- PROBLEM DETAILS
Retype the whole listing below, character for character.

- TASK DATA
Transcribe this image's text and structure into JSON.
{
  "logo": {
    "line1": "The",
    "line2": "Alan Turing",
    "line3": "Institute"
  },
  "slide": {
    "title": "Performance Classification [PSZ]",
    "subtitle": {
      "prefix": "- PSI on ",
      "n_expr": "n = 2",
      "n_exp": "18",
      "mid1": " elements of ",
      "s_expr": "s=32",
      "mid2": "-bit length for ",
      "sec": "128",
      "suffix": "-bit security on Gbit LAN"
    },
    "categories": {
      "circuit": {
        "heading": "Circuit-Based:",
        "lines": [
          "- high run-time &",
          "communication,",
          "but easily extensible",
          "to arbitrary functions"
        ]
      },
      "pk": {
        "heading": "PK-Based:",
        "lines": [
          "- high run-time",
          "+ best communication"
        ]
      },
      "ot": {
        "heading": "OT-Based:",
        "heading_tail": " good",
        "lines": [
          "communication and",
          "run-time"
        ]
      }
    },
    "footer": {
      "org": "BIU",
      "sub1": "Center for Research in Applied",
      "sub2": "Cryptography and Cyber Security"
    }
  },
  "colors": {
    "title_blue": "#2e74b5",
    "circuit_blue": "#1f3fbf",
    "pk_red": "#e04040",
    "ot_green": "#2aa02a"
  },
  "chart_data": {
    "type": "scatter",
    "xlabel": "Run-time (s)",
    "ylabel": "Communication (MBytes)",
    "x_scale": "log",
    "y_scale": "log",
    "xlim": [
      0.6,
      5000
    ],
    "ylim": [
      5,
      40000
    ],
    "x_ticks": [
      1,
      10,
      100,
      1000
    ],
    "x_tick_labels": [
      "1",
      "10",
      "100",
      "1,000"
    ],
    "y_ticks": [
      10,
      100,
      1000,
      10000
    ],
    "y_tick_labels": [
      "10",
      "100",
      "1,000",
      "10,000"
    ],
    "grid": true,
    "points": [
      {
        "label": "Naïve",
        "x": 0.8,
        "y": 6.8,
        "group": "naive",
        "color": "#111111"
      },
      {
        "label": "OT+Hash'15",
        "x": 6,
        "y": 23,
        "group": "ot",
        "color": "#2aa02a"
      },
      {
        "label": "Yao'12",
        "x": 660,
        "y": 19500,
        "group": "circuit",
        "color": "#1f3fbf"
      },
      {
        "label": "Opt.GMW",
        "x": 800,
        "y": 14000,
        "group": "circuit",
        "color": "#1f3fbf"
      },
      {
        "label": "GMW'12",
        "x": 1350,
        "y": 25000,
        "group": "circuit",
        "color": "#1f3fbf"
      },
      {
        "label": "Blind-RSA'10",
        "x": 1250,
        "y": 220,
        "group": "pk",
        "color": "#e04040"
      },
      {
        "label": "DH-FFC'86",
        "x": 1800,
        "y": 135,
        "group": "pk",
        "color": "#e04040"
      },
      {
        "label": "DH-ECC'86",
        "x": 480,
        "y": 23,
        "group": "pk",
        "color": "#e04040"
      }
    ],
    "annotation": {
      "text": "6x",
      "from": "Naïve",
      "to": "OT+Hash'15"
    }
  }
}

- SOLUTION FOR THIS TASK
Transcribe this image's text and structure into JSON.
{
  "logo": {
    "line1": "The",
    "line2": "Alan Turing",
    "line3": "Institute"
  },
  "slide": {
    "title": "Performance Classification [PSZ]",
    "subtitle": {
      "prefix": "- PSI on ",
      "n_expr": "n = 2",
      "n_exp": "18",
      "mid1": " elements of ",
      "s_expr": "s=32",
      "mid2": "-bit length for ",
      "sec": "128",
      "suffix": "-bit security on Gbit LAN"
    },
    "categories": {
      "circuit": {
        "heading": "Circuit-Based:",
        "lines": [
          "- high run-time &",
          "communication,",
          "but easily extensible",
          "to arbitrary functions"
        ]
      },
      "pk": {
        "heading": "PK-Based:",
        "lines": [
          "- high run-time",
          "+ best communication"
        ]
      },
      "ot": {
        "heading": "OT-Based:",
        "heading_tail": " good",
        "lines": [
          "communication and",
          "run-time"
        ]
      }
    },
    "footer": {
      "org": "BIU",
      "sub1": "Center for Research in Applied",
      "sub2": "Cryptography and Cyber Security"
    }
  },
  "colors": {
    "title_blue": "#2e74b5",
    "circuit_blue": "#1f3fbf",
    "pk_red": "#e04040",
    "ot_green": "#2aa02a"
  },
  "chart_data": {
    "type": "scatter",
    "xlabel": "Run-time (s)",
    "ylabel": "Communication (MBytes)",
    "x_scale": "log",
    "y_scale": "log",
    "xlim": [
      0.6,
      5000
    ],
    "ylim": [
      5,
      40000
    ],
    "x_ticks": [
      1,
      10,
      100,
      1000
    ],
    "x_tick_labels": [
      "1",
      "10",
      "100",
      "1,000"
    ],
    "y_ticks": [
      10,
      100,
      1000,
      10000
    ],
    "y_tick_labels": [
      "10",
      "100",
      "1,000",
      "10,000"
    ],
    "grid": true,
    "points": [
      {
        "label": "Naïve",
        "x": 0.8,
        "y": 6.8,
        "group": "naive",
        "color": "#111111"
      },
      {
        "label": "OT+Hash'15",
        "x": 6,
        "y": 23,
        "group": "ot",
        "color": "#2aa02a"
      },
      {
        "label": "Yao'12",
        "x": 660,
        "y": 19500,
        "group": "circuit",
        "color": "#1f3fbf"
      },
      {
        "label": "Opt.GMW",
        "x": 800,
        "y": 14000,
        "group": "circuit",
        "color": "#1f3fbf"
      },
      {
        "label": "GMW'12",
        "x": 1350,
        "y": 25000,
        "group": "circuit",
        "color": "#1f3fbf"
      },
      {
        "label": "Blind-RSA'10",
        "x": 1250,
        "y": 220,
        "group": "pk",
        "color": "#e04040"
      },
      {
        "label": "DH-FFC'86",
        "x": 1800,
        "y": 135,
        "group": "pk",
        "color": "#e04040"
      },
      {
        "label": "DH-ECC'86",
        "x": 480,
        "y": 23,
        "group": "pk",
        "color": "#e04040"
      }
    ],
    "annotation": {
      "text": "6x",
      "from": "Naïve",
      "to": "OT+Hash'15"
    }
  }
}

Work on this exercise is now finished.